▶ **Set problem**
Of all the lines in the material, how many include the word "JSON"? Reply with the number alone.

▶ **Rows from a figure dataset**
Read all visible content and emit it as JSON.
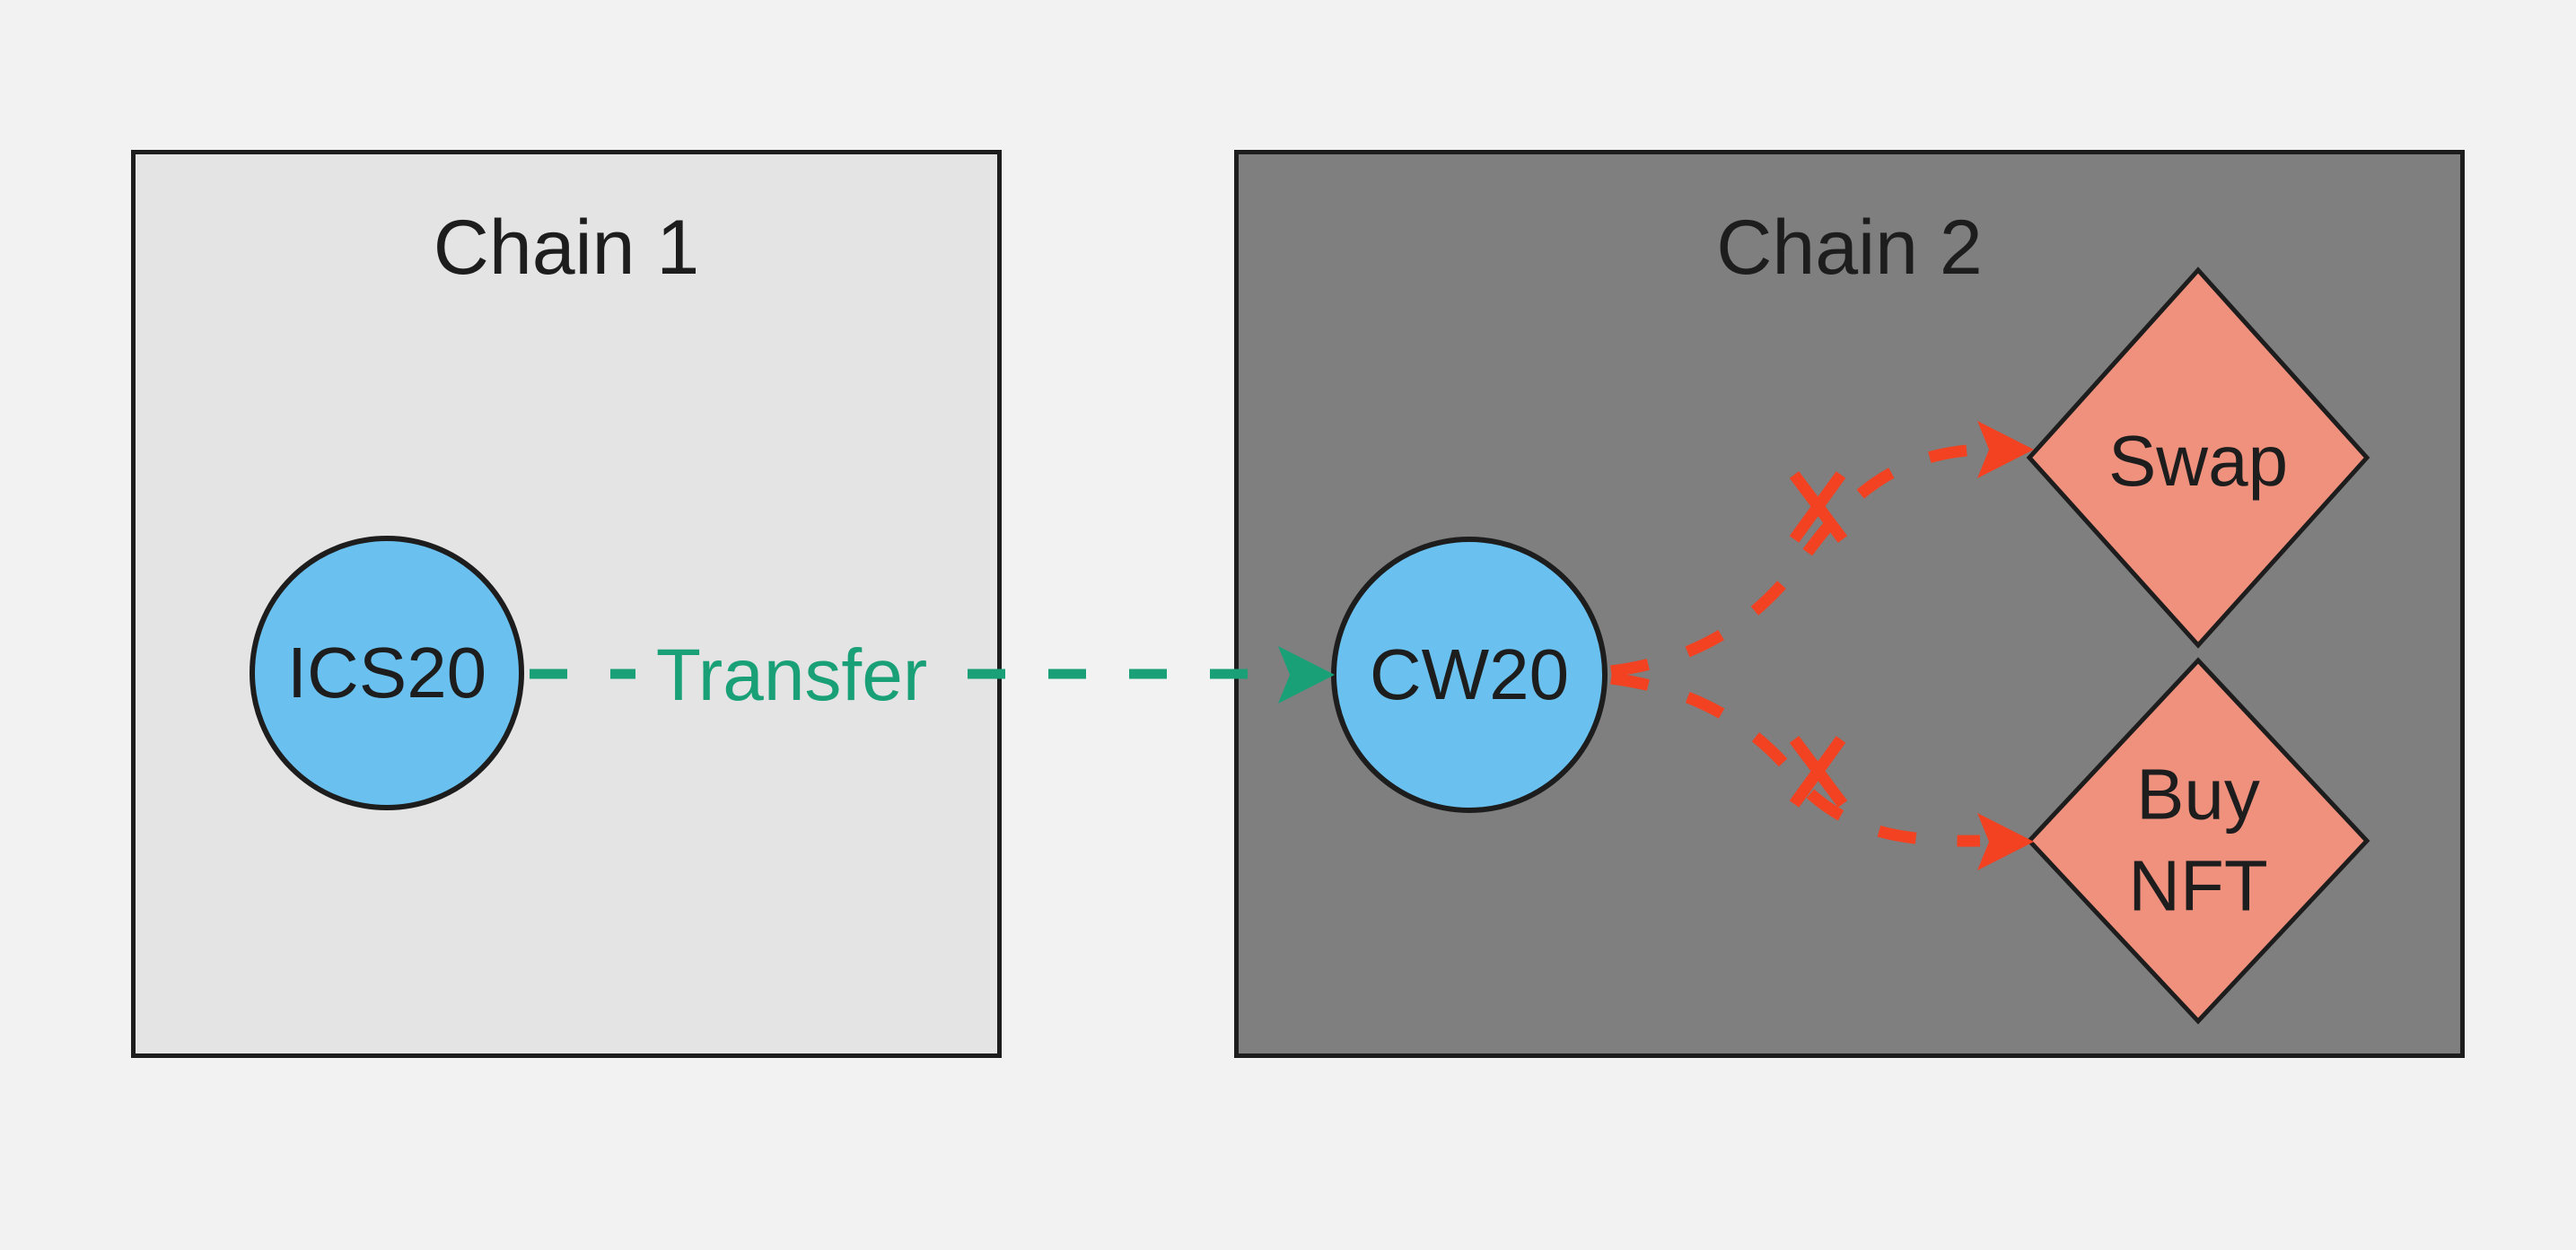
{
  "diagram": {
    "background_color": "#f2f2f2",
    "outline_color": "#1d1d1d",
    "chain1": {
      "title": "Chain 1",
      "box_fill": "#e4e4e4",
      "node_label": "ICS20",
      "node_fill": "#6ac1ef"
    },
    "chain2": {
      "title": "Chain 2",
      "box_fill": "#7f7f7f",
      "node_label": "CW20",
      "node_fill": "#6ac1ef",
      "action_fill": "#f0917e",
      "actions": [
        {
          "label": "Swap"
        },
        {
          "label": "Buy NFT"
        }
      ]
    },
    "edges": {
      "transfer": {
        "label": "Transfer",
        "color": "#19a077",
        "style": "dashed-arrow",
        "from": "ICS20",
        "to": "CW20"
      },
      "blocked_swap": {
        "color": "#f34221",
        "style": "dashed-arrow",
        "marker": "X",
        "from": "CW20",
        "to": "Swap"
      },
      "blocked_buy_nft": {
        "color": "#f34221",
        "style": "dashed-arrow",
        "marker": "X",
        "from": "CW20",
        "to": "Buy NFT"
      }
    }
  }
}
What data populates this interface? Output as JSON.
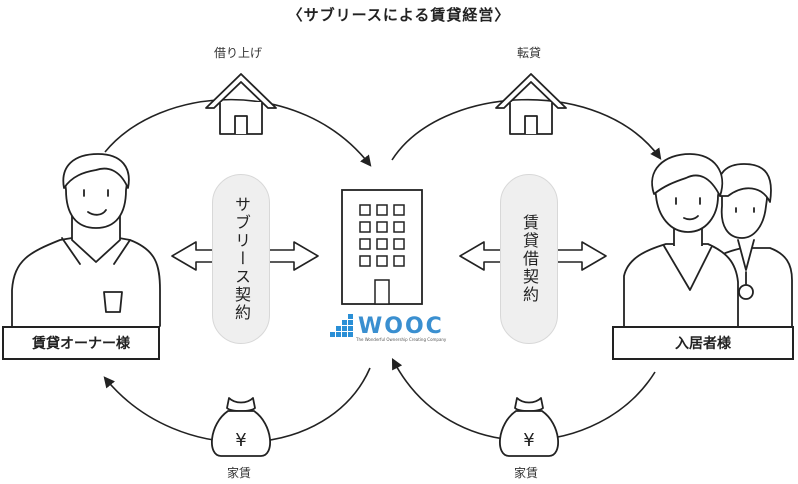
{
  "title": "〈サブリースによる賃貸経営〉",
  "labels": {
    "top_left_house": "借り上げ",
    "top_right_house": "転貸",
    "bottom_left_bag": "家賃",
    "bottom_right_bag": "家賃",
    "left_contract": "サブリース契約",
    "right_contract": "賃貸借契約",
    "owner": "賃貸オーナー様",
    "tenant": "入居者様",
    "logo_text": "WOOC",
    "logo_tagline": "The Wonderful Ownership Creating Company",
    "yen": "¥"
  },
  "colors": {
    "line": "#222222",
    "pill_bg": "#efefef",
    "logo_blue": "#2a8fd6",
    "logo_dark": "#4a4a4a"
  },
  "icons": [
    "house-icon",
    "money-bag-icon",
    "building-icon",
    "owner-person-icon",
    "tenant-couple-icon",
    "double-arrow-icon",
    "curved-arrow-icon"
  ]
}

▶ **The response**
2